**Supplied entries:**
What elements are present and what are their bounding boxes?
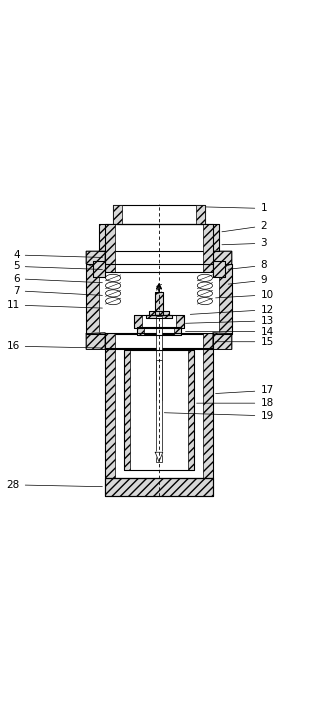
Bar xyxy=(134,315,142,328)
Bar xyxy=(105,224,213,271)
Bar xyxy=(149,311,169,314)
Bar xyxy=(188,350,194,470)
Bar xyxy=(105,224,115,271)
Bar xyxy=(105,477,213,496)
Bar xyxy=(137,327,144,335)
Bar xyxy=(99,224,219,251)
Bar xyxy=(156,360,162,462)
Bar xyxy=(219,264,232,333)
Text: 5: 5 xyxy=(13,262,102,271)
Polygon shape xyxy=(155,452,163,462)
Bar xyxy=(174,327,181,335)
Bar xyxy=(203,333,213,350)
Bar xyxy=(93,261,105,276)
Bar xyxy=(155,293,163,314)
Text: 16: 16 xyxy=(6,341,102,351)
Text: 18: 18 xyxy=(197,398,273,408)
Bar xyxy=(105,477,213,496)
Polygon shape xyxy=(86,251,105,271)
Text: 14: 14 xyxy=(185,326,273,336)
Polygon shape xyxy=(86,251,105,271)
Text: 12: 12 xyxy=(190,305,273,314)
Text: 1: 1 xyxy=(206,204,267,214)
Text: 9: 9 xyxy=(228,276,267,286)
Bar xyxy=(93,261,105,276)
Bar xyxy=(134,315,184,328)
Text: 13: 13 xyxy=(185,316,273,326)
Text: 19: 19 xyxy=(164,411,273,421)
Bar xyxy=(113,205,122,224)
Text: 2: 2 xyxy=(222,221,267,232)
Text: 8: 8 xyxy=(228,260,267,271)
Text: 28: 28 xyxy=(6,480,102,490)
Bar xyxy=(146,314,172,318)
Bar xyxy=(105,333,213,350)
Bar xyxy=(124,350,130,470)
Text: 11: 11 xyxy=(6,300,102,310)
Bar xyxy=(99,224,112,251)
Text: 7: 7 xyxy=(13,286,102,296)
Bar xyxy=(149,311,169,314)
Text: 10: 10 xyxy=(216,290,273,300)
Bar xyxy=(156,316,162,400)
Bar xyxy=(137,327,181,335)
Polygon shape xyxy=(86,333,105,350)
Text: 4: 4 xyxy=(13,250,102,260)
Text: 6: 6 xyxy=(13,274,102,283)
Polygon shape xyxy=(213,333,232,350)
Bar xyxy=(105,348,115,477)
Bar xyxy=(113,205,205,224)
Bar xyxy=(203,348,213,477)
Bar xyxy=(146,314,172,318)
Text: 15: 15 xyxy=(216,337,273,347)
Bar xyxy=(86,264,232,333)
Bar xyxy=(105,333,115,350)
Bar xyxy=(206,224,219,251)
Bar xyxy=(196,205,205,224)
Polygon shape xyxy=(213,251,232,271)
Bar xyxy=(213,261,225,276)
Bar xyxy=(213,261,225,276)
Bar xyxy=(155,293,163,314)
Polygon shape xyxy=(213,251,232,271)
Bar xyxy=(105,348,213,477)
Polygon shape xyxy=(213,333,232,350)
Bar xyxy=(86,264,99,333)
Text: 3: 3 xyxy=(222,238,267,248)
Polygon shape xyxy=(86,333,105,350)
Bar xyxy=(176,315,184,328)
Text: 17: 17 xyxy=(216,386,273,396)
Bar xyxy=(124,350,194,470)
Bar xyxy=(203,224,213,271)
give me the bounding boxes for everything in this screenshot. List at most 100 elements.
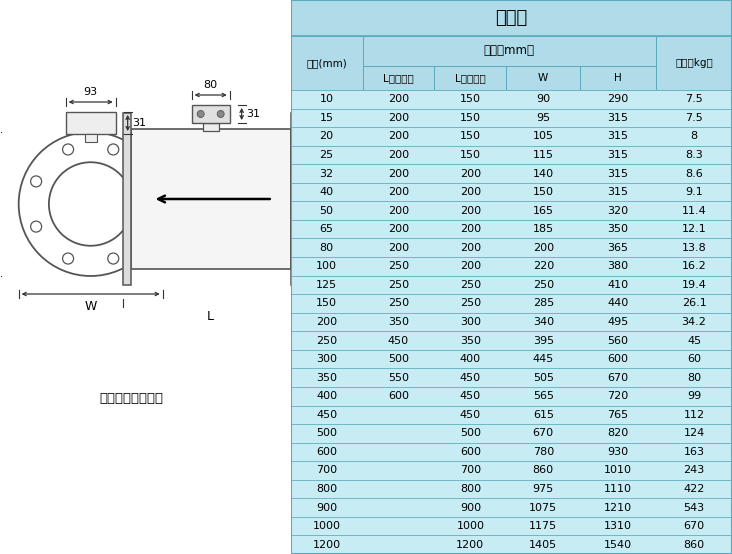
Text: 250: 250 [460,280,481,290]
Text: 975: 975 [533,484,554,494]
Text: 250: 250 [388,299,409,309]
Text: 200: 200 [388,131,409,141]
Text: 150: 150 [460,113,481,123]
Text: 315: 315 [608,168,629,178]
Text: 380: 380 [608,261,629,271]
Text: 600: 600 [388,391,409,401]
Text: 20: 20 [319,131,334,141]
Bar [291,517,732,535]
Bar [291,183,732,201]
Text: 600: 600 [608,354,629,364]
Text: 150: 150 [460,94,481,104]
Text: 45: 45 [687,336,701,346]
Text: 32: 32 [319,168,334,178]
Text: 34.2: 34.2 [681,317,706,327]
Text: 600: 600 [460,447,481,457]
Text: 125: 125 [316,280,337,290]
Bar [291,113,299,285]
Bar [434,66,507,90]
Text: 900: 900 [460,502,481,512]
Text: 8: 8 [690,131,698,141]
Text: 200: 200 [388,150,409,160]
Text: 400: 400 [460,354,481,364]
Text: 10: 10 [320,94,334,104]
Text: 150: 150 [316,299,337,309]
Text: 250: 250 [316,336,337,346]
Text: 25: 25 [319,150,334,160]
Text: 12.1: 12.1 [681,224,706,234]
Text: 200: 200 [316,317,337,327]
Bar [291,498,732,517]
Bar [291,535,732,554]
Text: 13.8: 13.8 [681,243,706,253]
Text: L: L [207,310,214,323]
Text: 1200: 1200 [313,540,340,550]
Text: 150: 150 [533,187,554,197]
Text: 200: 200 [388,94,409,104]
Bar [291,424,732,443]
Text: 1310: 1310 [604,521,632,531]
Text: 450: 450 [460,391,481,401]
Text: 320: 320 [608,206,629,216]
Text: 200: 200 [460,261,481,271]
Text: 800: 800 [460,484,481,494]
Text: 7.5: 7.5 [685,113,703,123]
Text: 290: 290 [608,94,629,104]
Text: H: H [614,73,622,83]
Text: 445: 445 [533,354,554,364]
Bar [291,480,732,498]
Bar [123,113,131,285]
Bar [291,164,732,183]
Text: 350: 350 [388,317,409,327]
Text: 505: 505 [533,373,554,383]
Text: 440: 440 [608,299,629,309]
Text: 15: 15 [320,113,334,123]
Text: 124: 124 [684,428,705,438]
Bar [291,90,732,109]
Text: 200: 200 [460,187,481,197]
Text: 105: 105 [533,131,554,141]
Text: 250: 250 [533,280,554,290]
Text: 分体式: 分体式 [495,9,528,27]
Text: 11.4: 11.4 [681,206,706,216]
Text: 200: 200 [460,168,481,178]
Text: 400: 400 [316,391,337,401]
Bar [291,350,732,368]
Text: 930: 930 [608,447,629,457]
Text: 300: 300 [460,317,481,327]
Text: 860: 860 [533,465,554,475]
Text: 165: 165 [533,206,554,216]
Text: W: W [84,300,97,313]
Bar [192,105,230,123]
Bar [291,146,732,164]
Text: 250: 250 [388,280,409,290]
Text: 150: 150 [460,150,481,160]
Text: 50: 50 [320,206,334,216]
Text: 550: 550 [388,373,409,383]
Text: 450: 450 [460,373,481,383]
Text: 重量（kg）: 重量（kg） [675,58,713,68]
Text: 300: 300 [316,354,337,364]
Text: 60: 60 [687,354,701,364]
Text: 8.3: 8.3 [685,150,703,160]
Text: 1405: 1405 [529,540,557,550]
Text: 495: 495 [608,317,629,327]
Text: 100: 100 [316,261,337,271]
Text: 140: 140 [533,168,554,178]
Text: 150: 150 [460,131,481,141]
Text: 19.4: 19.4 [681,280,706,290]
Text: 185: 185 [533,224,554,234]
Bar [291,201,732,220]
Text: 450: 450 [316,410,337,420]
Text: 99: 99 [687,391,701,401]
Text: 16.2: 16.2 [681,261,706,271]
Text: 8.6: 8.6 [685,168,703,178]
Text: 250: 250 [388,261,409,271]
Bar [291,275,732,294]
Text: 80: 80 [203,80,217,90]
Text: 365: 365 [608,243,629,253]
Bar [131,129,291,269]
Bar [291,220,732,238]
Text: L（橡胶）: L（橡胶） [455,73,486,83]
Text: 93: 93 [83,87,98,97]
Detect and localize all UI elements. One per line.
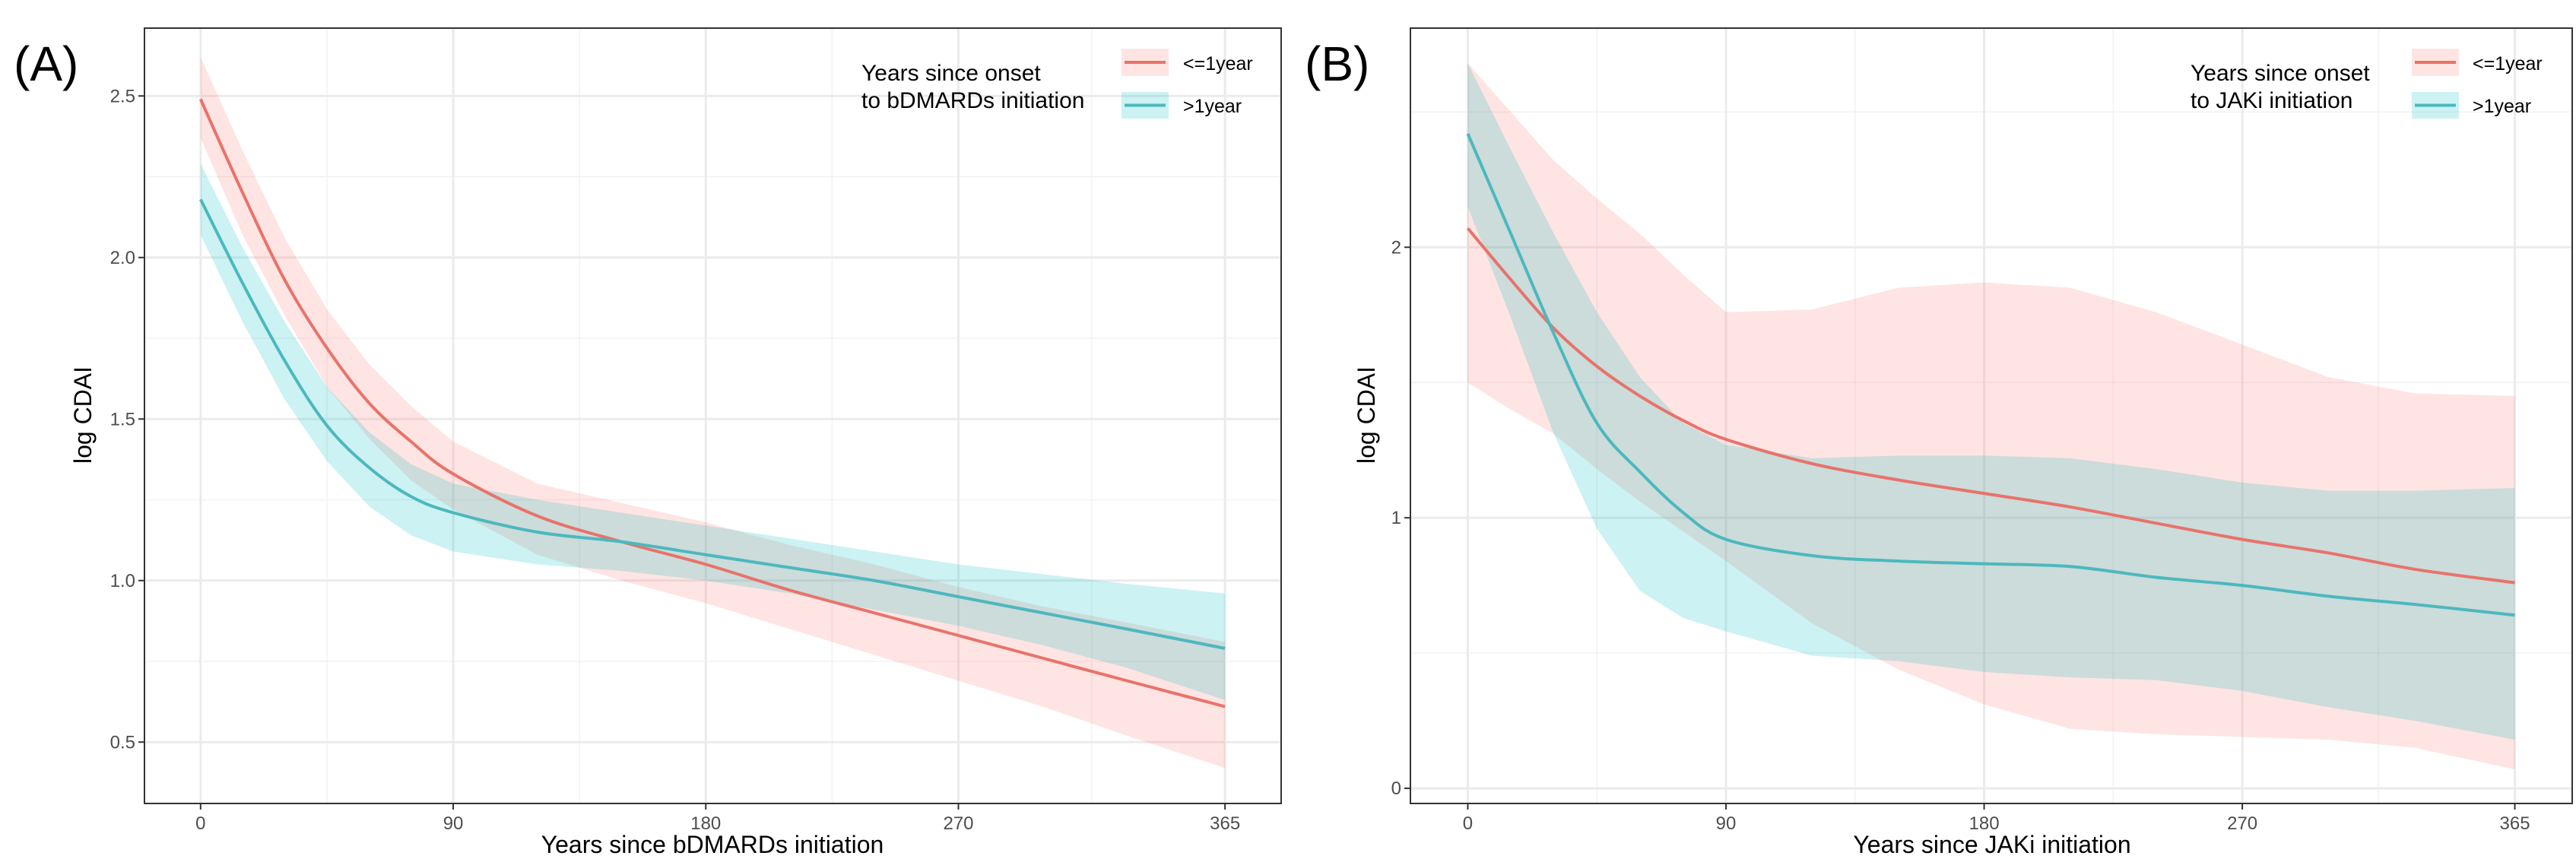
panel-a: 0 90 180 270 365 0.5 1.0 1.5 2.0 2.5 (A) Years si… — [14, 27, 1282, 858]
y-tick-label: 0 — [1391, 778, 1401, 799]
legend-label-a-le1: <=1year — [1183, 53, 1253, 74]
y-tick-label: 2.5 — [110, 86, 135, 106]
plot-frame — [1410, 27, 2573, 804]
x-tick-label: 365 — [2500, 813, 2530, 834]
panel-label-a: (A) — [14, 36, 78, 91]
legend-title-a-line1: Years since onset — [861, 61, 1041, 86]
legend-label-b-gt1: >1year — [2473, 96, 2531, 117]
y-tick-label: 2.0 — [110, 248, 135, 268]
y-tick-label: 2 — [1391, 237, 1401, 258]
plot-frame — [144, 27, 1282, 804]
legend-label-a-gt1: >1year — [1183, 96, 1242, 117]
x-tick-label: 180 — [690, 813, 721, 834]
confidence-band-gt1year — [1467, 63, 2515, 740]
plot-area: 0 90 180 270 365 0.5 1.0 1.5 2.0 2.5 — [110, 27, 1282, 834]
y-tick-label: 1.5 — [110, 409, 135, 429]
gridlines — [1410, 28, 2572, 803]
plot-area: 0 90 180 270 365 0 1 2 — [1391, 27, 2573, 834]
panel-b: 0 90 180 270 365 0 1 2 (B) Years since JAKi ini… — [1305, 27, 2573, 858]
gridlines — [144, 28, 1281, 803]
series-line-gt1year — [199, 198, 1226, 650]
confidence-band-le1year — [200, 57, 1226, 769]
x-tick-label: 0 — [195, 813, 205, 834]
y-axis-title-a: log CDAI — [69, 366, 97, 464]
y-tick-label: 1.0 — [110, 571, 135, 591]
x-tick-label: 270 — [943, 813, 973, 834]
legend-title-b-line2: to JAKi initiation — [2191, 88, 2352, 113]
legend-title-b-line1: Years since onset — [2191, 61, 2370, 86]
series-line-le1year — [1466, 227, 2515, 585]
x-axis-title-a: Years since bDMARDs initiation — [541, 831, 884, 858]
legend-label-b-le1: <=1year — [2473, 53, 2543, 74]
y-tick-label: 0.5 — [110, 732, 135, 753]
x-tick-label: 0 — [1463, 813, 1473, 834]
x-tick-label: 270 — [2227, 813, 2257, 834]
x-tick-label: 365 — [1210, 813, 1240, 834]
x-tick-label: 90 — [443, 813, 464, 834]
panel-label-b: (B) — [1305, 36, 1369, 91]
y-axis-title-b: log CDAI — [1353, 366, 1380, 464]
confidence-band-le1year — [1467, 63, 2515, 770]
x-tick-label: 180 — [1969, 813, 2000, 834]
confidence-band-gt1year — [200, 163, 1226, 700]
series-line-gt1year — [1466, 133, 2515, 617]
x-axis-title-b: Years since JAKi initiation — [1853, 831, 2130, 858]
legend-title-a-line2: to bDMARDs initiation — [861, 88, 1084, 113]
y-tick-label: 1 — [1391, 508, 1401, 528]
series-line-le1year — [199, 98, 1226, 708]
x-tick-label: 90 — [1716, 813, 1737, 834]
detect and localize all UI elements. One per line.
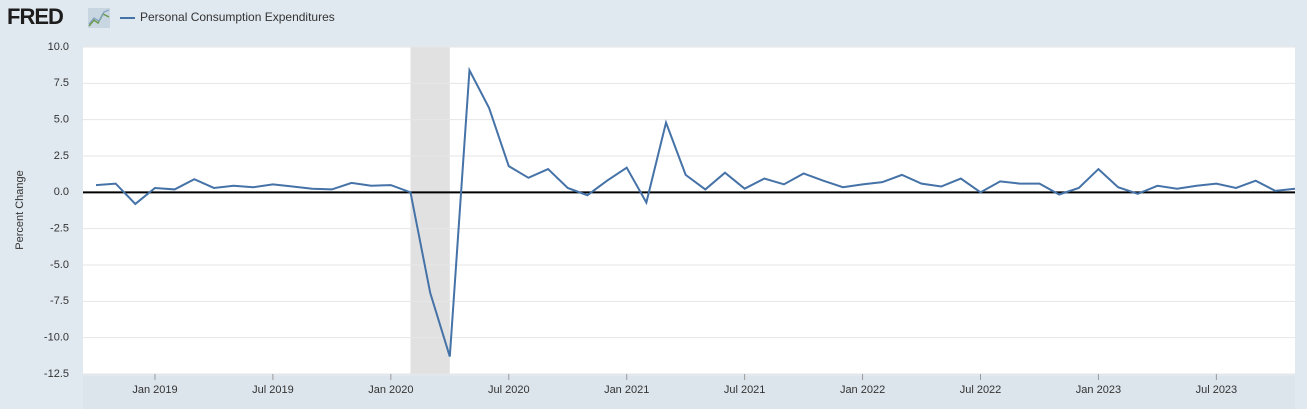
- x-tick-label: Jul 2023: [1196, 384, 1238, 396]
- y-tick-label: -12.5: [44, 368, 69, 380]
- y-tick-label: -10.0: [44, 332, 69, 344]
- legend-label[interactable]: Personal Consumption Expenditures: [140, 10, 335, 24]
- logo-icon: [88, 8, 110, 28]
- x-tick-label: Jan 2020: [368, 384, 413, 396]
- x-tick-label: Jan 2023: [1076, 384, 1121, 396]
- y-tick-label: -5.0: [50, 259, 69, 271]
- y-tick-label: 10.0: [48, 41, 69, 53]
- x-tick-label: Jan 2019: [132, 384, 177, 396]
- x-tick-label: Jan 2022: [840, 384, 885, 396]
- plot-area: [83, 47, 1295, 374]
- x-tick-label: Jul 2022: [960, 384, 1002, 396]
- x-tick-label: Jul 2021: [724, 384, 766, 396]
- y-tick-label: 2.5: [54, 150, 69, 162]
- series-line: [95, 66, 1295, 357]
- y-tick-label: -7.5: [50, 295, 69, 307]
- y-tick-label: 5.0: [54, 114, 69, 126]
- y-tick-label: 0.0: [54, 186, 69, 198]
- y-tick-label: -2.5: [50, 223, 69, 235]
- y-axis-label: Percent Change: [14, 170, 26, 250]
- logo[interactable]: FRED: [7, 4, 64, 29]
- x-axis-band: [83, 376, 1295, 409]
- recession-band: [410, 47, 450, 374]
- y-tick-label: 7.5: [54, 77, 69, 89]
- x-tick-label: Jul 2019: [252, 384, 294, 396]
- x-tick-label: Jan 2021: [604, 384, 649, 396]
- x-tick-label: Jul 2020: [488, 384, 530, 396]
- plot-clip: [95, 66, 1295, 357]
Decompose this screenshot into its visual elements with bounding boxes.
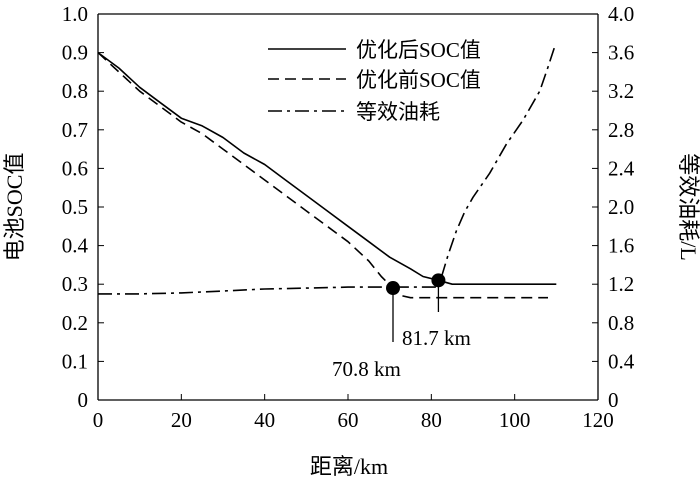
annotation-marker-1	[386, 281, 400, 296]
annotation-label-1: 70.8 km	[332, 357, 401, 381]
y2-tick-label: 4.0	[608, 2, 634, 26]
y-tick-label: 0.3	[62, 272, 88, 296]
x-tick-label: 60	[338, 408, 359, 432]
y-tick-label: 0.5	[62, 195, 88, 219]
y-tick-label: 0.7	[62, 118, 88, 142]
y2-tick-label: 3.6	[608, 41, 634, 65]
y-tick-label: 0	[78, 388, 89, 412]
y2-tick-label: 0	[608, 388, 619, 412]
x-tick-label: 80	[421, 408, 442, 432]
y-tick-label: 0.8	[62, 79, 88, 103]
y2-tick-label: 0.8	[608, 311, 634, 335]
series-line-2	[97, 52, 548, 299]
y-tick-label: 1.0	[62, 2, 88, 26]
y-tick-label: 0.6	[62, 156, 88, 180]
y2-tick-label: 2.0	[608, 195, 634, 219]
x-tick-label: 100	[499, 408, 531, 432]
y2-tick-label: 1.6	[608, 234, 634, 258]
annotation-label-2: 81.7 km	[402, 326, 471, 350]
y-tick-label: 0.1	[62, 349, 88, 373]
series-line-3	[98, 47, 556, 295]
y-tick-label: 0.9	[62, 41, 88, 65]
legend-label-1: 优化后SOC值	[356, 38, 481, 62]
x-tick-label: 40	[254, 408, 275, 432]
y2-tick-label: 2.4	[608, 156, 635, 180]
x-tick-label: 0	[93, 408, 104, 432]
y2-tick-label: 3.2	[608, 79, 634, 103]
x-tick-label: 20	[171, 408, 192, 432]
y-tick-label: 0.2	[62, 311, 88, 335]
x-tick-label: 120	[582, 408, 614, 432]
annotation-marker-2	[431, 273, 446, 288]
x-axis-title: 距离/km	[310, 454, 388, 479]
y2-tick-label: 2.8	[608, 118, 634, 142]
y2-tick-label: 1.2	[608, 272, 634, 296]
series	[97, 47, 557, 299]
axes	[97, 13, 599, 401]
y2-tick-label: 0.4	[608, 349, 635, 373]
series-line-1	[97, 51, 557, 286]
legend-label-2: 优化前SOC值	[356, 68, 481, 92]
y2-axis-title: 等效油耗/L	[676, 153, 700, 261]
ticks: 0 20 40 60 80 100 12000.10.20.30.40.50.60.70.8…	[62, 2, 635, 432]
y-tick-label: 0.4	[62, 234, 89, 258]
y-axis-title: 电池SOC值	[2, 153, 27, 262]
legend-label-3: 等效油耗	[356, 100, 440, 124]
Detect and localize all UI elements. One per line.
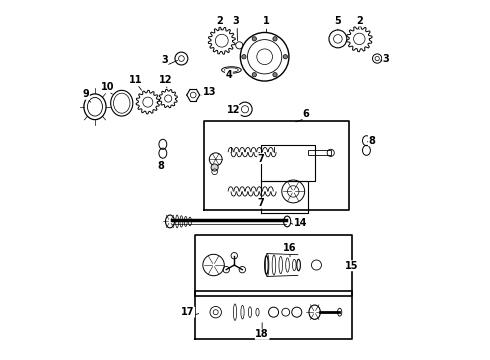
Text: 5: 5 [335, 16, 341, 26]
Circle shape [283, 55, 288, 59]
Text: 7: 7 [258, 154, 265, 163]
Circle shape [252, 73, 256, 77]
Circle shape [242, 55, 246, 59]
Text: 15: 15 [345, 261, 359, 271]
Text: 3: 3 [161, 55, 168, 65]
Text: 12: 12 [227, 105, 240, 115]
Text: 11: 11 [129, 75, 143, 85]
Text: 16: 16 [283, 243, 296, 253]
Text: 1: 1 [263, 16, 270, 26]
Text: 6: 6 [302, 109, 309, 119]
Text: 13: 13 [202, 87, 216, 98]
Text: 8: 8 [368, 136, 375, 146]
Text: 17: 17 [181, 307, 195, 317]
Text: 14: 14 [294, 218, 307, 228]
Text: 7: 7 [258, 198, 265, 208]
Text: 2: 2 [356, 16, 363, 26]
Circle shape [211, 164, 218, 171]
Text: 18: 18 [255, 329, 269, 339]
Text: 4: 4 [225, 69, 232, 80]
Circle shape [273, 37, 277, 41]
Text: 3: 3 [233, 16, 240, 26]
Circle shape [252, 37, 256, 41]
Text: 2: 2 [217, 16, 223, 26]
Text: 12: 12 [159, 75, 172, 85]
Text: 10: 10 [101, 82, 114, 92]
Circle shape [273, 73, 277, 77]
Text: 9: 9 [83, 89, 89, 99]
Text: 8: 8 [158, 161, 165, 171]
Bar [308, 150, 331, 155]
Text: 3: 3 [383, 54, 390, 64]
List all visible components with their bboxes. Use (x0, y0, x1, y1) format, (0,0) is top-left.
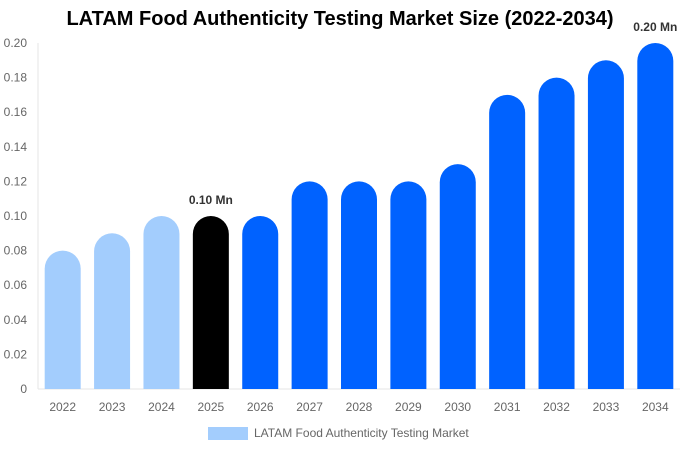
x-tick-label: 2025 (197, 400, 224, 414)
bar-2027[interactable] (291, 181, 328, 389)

**What is required:**
Render the part of the records that opens with the line containing "281, 400, 296]" and closes with the line containing "388, 619, 412]" as a Markdown table with the columns No. and Entry. Number the lines in order starting from 1, and leave out any blank lines.

**Final result:**
| No. | Entry |
|---|---|
| 1 | annotation-marker-1	[386, 281, 400, 296] |
| 2 | annotation-label-1: 70.8 km	[332, 357, 401, 381] |
| 3 | y2-tick-label: 4.0	[608, 2, 634, 26] |
| 4 | y-tick-label: 0.3	[62, 272, 88, 296] |
| 5 | x-tick-label: 60	[338, 408, 359, 432] |
| 6 | y-tick-label: 0.5	[62, 195, 88, 219] |
| 7 | y-tick-label: 0.7	[62, 118, 88, 142] |
| 8 | y2-tick-label: 3.6	[608, 41, 634, 65] |
| 9 | y-tick-label: 0	[78, 388, 89, 412] |
| 10 | y2-tick-label: 0	[608, 388, 619, 412] |